Task brief →
Copy the data below exactly, omitting any picture it contains.

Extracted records
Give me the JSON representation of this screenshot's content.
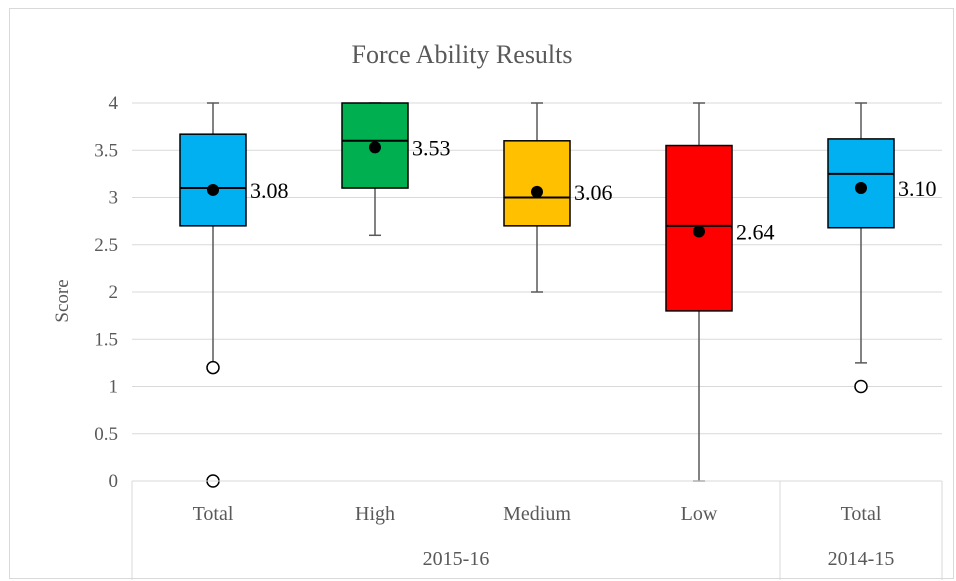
{
  "chart_data": {
    "type": "box",
    "title": "Force Ability Results",
    "ylabel": "Score",
    "xlabel": "",
    "ylim": [
      0,
      4
    ],
    "yticks": [
      "0",
      "0.5",
      "1",
      "1.5",
      "2",
      "2.5",
      "3",
      "3.5",
      "4"
    ],
    "grid": true,
    "groups": [
      {
        "name": "2015-16",
        "categories": [
          "Total",
          "High",
          "Medium",
          "Low"
        ]
      },
      {
        "name": "2014-15",
        "categories": [
          "Total"
        ]
      }
    ],
    "boxes": [
      {
        "category": "Total",
        "group": "2015-16",
        "color": "#00B0F0",
        "min": 0,
        "whisker_low": 1.2,
        "q1": 2.7,
        "median": 3.1,
        "q3": 3.67,
        "whisker_high": 4,
        "mean": 3.08,
        "mean_label": "3.08",
        "outliers": [
          1.2,
          0
        ]
      },
      {
        "category": "High",
        "group": "2015-16",
        "color": "#00B050",
        "whisker_low": 2.6,
        "q1": 3.1,
        "median": 3.6,
        "q3": 4.0,
        "whisker_high": 4,
        "mean": 3.53,
        "mean_label": "3.53",
        "outliers": []
      },
      {
        "category": "Medium",
        "group": "2015-16",
        "color": "#FFC000",
        "whisker_low": 2.0,
        "q1": 2.7,
        "median": 3.0,
        "q3": 3.6,
        "whisker_high": 4,
        "mean": 3.06,
        "mean_label": "3.06",
        "outliers": []
      },
      {
        "category": "Low",
        "group": "2015-16",
        "color": "#FF0000",
        "whisker_low": 0,
        "q1": 1.8,
        "median": 2.7,
        "q3": 3.55,
        "whisker_high": 4,
        "mean": 2.64,
        "mean_label": "2.64",
        "outliers": []
      },
      {
        "category": "Total",
        "group": "2014-15",
        "color": "#00B0F0",
        "whisker_low": 1.25,
        "q1": 2.68,
        "median": 3.25,
        "q3": 3.62,
        "whisker_high": 4,
        "mean": 3.1,
        "mean_label": "3.10",
        "outliers": [
          1.0
        ]
      }
    ]
  }
}
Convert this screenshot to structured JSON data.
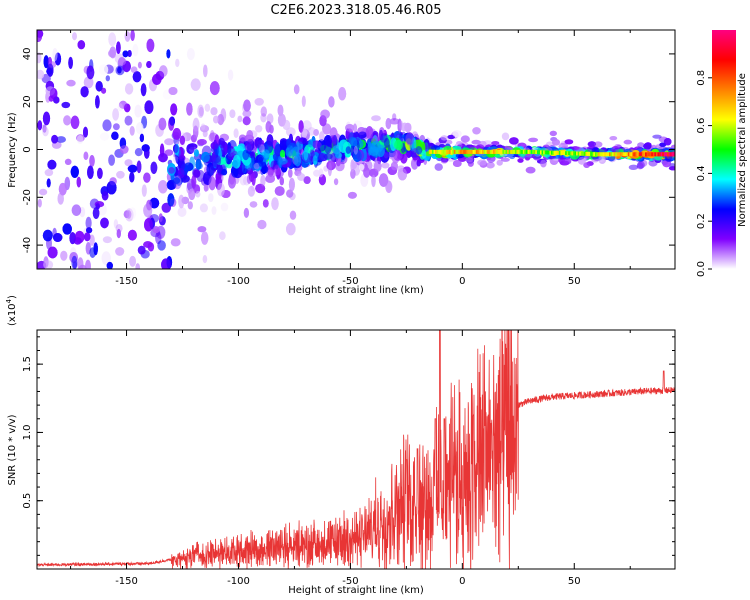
{
  "title": "C2E6.2023.318.05.46.R05",
  "chart_data": [
    {
      "type": "heatmap",
      "xlabel": "Height of straight line (km)",
      "ylabel": "Frequency (Hz)",
      "xlim": [
        -190,
        95
      ],
      "ylim": [
        -50,
        50
      ],
      "xticks": [
        -150,
        -100,
        -50,
        0,
        50
      ],
      "yticks": [
        -40,
        -20,
        0,
        20,
        40
      ],
      "colorbar": {
        "label": "Normalized spectral amplitude",
        "range": [
          0,
          1
        ],
        "ticks": [
          "0.0",
          "0.2",
          "0.4",
          "0.6",
          "0.8"
        ],
        "stops": [
          "#ffffff",
          "#8000ff",
          "#0000ff",
          "#00ffff",
          "#00ff00",
          "#ffff00",
          "#ff8000",
          "#ff0000",
          "#ff0080"
        ]
      },
      "profile": [
        {
          "x": -190,
          "center": 0,
          "spread": 50,
          "amp": 0.25
        },
        {
          "x": -135,
          "center": 0,
          "spread": 45,
          "amp": 0.25
        },
        {
          "x": -125,
          "center": -6,
          "spread": 14,
          "amp": 0.3
        },
        {
          "x": -100,
          "center": -4,
          "spread": 10,
          "amp": 0.35
        },
        {
          "x": -50,
          "center": 1,
          "spread": 7,
          "amp": 0.4
        },
        {
          "x": -25,
          "center": 2,
          "spread": 5,
          "amp": 0.45
        },
        {
          "x": -15,
          "center": -1,
          "spread": 3,
          "amp": 0.6
        },
        {
          "x": 0,
          "center": -1,
          "spread": 2,
          "amp": 0.7
        },
        {
          "x": 30,
          "center": -1,
          "spread": 2,
          "amp": 0.55
        },
        {
          "x": 60,
          "center": -2,
          "spread": 2,
          "amp": 0.6
        },
        {
          "x": 95,
          "center": -2,
          "spread": 2,
          "amp": 0.95
        }
      ]
    },
    {
      "type": "line",
      "xlabel": "Height of straight line (km)",
      "ylabel": "SNR (10 * v/v)",
      "y_multiplier": "(x10",
      "y_multiplier_exp": "4",
      "y_multiplier_close": ")",
      "xlim": [
        -190,
        95
      ],
      "ylim": [
        0,
        1.75
      ],
      "xticks": [
        -150,
        -100,
        -50,
        0,
        50
      ],
      "yticks": [
        0.5,
        1.0,
        1.5
      ],
      "ytick_labels": [
        "0.5",
        "1.0",
        "1.5"
      ],
      "color": "#e83535",
      "envelope": [
        {
          "x": -190,
          "y": 0.02
        },
        {
          "x": -140,
          "y": 0.03
        },
        {
          "x": -130,
          "y": 0.06
        },
        {
          "x": -120,
          "y": 0.12
        },
        {
          "x": -100,
          "y": 0.16
        },
        {
          "x": -80,
          "y": 0.2
        },
        {
          "x": -60,
          "y": 0.22
        },
        {
          "x": -45,
          "y": 0.28
        },
        {
          "x": -35,
          "y": 0.4
        },
        {
          "x": -30,
          "y": 0.52
        },
        {
          "x": -20,
          "y": 0.6
        },
        {
          "x": -15,
          "y": 0.58
        },
        {
          "x": -10,
          "y": 0.66
        },
        {
          "x": -5,
          "y": 0.74
        },
        {
          "x": 0,
          "y": 0.78
        },
        {
          "x": 5,
          "y": 0.86
        },
        {
          "x": 10,
          "y": 0.95
        },
        {
          "x": 15,
          "y": 1.05
        },
        {
          "x": 20,
          "y": 1.14
        },
        {
          "x": 25,
          "y": 1.2
        },
        {
          "x": 30,
          "y": 1.23
        },
        {
          "x": 40,
          "y": 1.26
        },
        {
          "x": 60,
          "y": 1.28
        },
        {
          "x": 80,
          "y": 1.3
        },
        {
          "x": 95,
          "y": 1.31
        }
      ],
      "spikes": [
        {
          "x": -10,
          "y": 1.75
        },
        {
          "x": -8,
          "y": 1.1
        },
        {
          "x": -12,
          "y": 1.1
        },
        {
          "x": -20,
          "y": 0.88
        },
        {
          "x": -25,
          "y": 0.8
        },
        {
          "x": -5,
          "y": 1.1
        },
        {
          "x": 5,
          "y": 1.12
        },
        {
          "x": 10,
          "y": 1.05
        },
        {
          "x": 90,
          "y": 1.45
        }
      ]
    }
  ]
}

Written solution →
Give me the JSON representation of this screenshot's content.
{
  "chart_data": {
    "type": "box",
    "title": "Force Ability Results",
    "ylabel": "Score",
    "xlabel": "",
    "ylim": [
      0,
      4
    ],
    "yticks": [
      "0",
      "0.5",
      "1",
      "1.5",
      "2",
      "2.5",
      "3",
      "3.5",
      "4"
    ],
    "grid": true,
    "groups": [
      {
        "name": "2015-16",
        "categories": [
          "Total",
          "High",
          "Medium",
          "Low"
        ]
      },
      {
        "name": "2014-15",
        "categories": [
          "Total"
        ]
      }
    ],
    "boxes": [
      {
        "category": "Total",
        "group": "2015-16",
        "color": "#00B0F0",
        "min": 0,
        "whisker_low": 1.2,
        "q1": 2.7,
        "median": 3.1,
        "q3": 3.67,
        "whisker_high": 4,
        "mean": 3.08,
        "mean_label": "3.08",
        "outliers": [
          1.2,
          0
        ]
      },
      {
        "category": "High",
        "group": "2015-16",
        "color": "#00B050",
        "whisker_low": 2.6,
        "q1": 3.1,
        "median": 3.6,
        "q3": 4.0,
        "whisker_high": 4,
        "mean": 3.53,
        "mean_label": "3.53",
        "outliers": []
      },
      {
        "category": "Medium",
        "group": "2015-16",
        "color": "#FFC000",
        "whisker_low": 2.0,
        "q1": 2.7,
        "median": 3.0,
        "q3": 3.6,
        "whisker_high": 4,
        "mean": 3.06,
        "mean_label": "3.06",
        "outliers": []
      },
      {
        "category": "Low",
        "group": "2015-16",
        "color": "#FF0000",
        "whisker_low": 0,
        "q1": 1.8,
        "median": 2.7,
        "q3": 3.55,
        "whisker_high": 4,
        "mean": 2.64,
        "mean_label": "2.64",
        "outliers": []
      },
      {
        "category": "Total",
        "group": "2014-15",
        "color": "#00B0F0",
        "whisker_low": 1.25,
        "q1": 2.68,
        "median": 3.25,
        "q3": 3.62,
        "whisker_high": 4,
        "mean": 3.1,
        "mean_label": "3.10",
        "outliers": [
          1.0
        ]
      }
    ]
  }
}
Convert this screenshot to structured JSON data.
{
  "title": "C2E6.2023.318.05.46.R05",
  "chart_data": [
    {
      "type": "heatmap",
      "xlabel": "Height of straight line (km)",
      "ylabel": "Frequency (Hz)",
      "xlim": [
        -190,
        95
      ],
      "ylim": [
        -50,
        50
      ],
      "xticks": [
        -150,
        -100,
        -50,
        0,
        50
      ],
      "yticks": [
        -40,
        -20,
        0,
        20,
        40
      ],
      "colorbar": {
        "label": "Normalized spectral amplitude",
        "range": [
          0,
          1
        ],
        "ticks": [
          "0.0",
          "0.2",
          "0.4",
          "0.6",
          "0.8"
        ],
        "stops": [
          "#ffffff",
          "#8000ff",
          "#0000ff",
          "#00ffff",
          "#00ff00",
          "#ffff00",
          "#ff8000",
          "#ff0000",
          "#ff0080"
        ]
      },
      "profile": [
        {
          "x": -190,
          "center": 0,
          "spread": 50,
          "amp": 0.25
        },
        {
          "x": -135,
          "center": 0,
          "spread": 45,
          "amp": 0.25
        },
        {
          "x": -125,
          "center": -6,
          "spread": 14,
          "amp": 0.3
        },
        {
          "x": -100,
          "center": -4,
          "spread": 10,
          "amp": 0.35
        },
        {
          "x": -50,
          "center": 1,
          "spread": 7,
          "amp": 0.4
        },
        {
          "x": -25,
          "center": 2,
          "spread": 5,
          "amp": 0.45
        },
        {
          "x": -15,
          "center": -1,
          "spread": 3,
          "amp": 0.6
        },
        {
          "x": 0,
          "center": -1,
          "spread": 2,
          "amp": 0.7
        },
        {
          "x": 30,
          "center": -1,
          "spread": 2,
          "amp": 0.55
        },
        {
          "x": 60,
          "center": -2,
          "spread": 2,
          "amp": 0.6
        },
        {
          "x": 95,
          "center": -2,
          "spread": 2,
          "amp": 0.95
        }
      ]
    },
    {
      "type": "line",
      "xlabel": "Height of straight line (km)",
      "ylabel": "SNR (10 * v/v)",
      "y_multiplier": "(x10",
      "y_multiplier_exp": "4",
      "y_multiplier_close": ")",
      "xlim": [
        -190,
        95
      ],
      "ylim": [
        0,
        1.75
      ],
      "xticks": [
        -150,
        -100,
        -50,
        0,
        50
      ],
      "yticks": [
        0.5,
        1.0,
        1.5
      ],
      "ytick_labels": [
        "0.5",
        "1.0",
        "1.5"
      ],
      "color": "#e83535",
      "envelope": [
        {
          "x": -190,
          "y": 0.02
        },
        {
          "x": -140,
          "y": 0.03
        },
        {
          "x": -130,
          "y": 0.06
        },
        {
          "x": -120,
          "y": 0.12
        },
        {
          "x": -100,
          "y": 0.16
        },
        {
          "x": -80,
          "y": 0.2
        },
        {
          "x": -60,
          "y": 0.22
        },
        {
          "x": -45,
          "y": 0.28
        },
        {
          "x": -35,
          "y": 0.4
        },
        {
          "x": -30,
          "y": 0.52
        },
        {
          "x": -20,
          "y": 0.6
        },
        {
          "x": -15,
          "y": 0.58
        },
        {
          "x": -10,
          "y": 0.66
        },
        {
          "x": -5,
          "y": 0.74
        },
        {
          "x": 0,
          "y": 0.78
        },
        {
          "x": 5,
          "y": 0.86
        },
        {
          "x": 10,
          "y": 0.95
        },
        {
          "x": 15,
          "y": 1.05
        },
        {
          "x": 20,
          "y": 1.14
        },
        {
          "x": 25,
          "y": 1.2
        },
        {
          "x": 30,
          "y": 1.23
        },
        {
          "x": 40,
          "y": 1.26
        },
        {
          "x": 60,
          "y": 1.28
        },
        {
          "x": 80,
          "y": 1.3
        },
        {
          "x": 95,
          "y": 1.31
        }
      ],
      "spikes": [
        {
          "x": -10,
          "y": 1.75
        },
        {
          "x": -8,
          "y": 1.1
        },
        {
          "x": -12,
          "y": 1.1
        },
        {
          "x": -20,
          "y": 0.88
        },
        {
          "x": -25,
          "y": 0.8
        },
        {
          "x": -5,
          "y": 1.1
        },
        {
          "x": 5,
          "y": 1.12
        },
        {
          "x": 10,
          "y": 1.05
        },
        {
          "x": 90,
          "y": 1.45
        }
      ]
    }
  ]
}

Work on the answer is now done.